Prompt
Print the data that follows exactly.

Extracted data
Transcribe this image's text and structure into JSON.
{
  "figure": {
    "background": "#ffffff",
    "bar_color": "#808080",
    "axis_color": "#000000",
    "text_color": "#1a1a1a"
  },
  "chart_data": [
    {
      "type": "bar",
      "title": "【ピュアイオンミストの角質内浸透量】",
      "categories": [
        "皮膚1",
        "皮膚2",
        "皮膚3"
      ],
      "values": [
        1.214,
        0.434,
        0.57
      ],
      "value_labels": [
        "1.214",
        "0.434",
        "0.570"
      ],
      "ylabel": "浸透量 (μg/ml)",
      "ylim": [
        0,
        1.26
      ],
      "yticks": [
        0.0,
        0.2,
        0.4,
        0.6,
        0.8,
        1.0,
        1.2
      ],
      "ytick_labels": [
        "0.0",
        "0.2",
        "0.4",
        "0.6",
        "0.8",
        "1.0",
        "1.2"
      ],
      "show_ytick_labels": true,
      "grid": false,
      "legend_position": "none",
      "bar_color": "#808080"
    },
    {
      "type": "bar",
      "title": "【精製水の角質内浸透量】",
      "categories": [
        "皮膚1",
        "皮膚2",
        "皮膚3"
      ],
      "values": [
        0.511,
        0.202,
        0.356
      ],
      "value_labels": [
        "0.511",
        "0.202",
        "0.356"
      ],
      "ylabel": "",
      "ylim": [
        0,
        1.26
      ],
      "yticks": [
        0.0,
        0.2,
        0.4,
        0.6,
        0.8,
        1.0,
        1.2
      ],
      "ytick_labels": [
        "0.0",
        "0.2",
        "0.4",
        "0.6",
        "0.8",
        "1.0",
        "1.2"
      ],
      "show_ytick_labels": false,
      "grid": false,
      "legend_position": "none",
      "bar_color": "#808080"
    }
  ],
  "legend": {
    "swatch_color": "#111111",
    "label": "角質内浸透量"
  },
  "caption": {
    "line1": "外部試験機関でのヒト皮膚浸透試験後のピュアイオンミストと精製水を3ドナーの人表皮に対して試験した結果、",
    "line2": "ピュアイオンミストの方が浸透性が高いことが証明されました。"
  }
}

Output for this exercise
Transcribe this image's text and structure into JSON.
{
  "figure": {
    "background": "#ffffff",
    "bar_color": "#808080",
    "axis_color": "#000000",
    "text_color": "#1a1a1a"
  },
  "chart_data": [
    {
      "type": "bar",
      "title": "【ピュアイオンミストの角質内浸透量】",
      "categories": [
        "皮膚1",
        "皮膚2",
        "皮膚3"
      ],
      "values": [
        1.214,
        0.434,
        0.57
      ],
      "value_labels": [
        "1.214",
        "0.434",
        "0.570"
      ],
      "ylabel": "浸透量 (μg/ml)",
      "ylim": [
        0,
        1.26
      ],
      "yticks": [
        0.0,
        0.2,
        0.4,
        0.6,
        0.8,
        1.0,
        1.2
      ],
      "ytick_labels": [
        "0.0",
        "0.2",
        "0.4",
        "0.6",
        "0.8",
        "1.0",
        "1.2"
      ],
      "show_ytick_labels": true,
      "grid": false,
      "legend_position": "none",
      "bar_color": "#808080"
    },
    {
      "type": "bar",
      "title": "【精製水の角質内浸透量】",
      "categories": [
        "皮膚1",
        "皮膚2",
        "皮膚3"
      ],
      "values": [
        0.511,
        0.202,
        0.356
      ],
      "value_labels": [
        "0.511",
        "0.202",
        "0.356"
      ],
      "ylabel": "",
      "ylim": [
        0,
        1.26
      ],
      "yticks": [
        0.0,
        0.2,
        0.4,
        0.6,
        0.8,
        1.0,
        1.2
      ],
      "ytick_labels": [
        "0.0",
        "0.2",
        "0.4",
        "0.6",
        "0.8",
        "1.0",
        "1.2"
      ],
      "show_ytick_labels": false,
      "grid": false,
      "legend_position": "none",
      "bar_color": "#808080"
    }
  ],
  "legend": {
    "swatch_color": "#111111",
    "label": "角質内浸透量"
  },
  "caption": {
    "line1": "外部試験機関でのヒト皮膚浸透試験後のピュアイオンミストと精製水を3ドナーの人表皮に対して試験した結果、",
    "line2": "ピュアイオンミストの方が浸透性が高いことが証明されました。"
  }
}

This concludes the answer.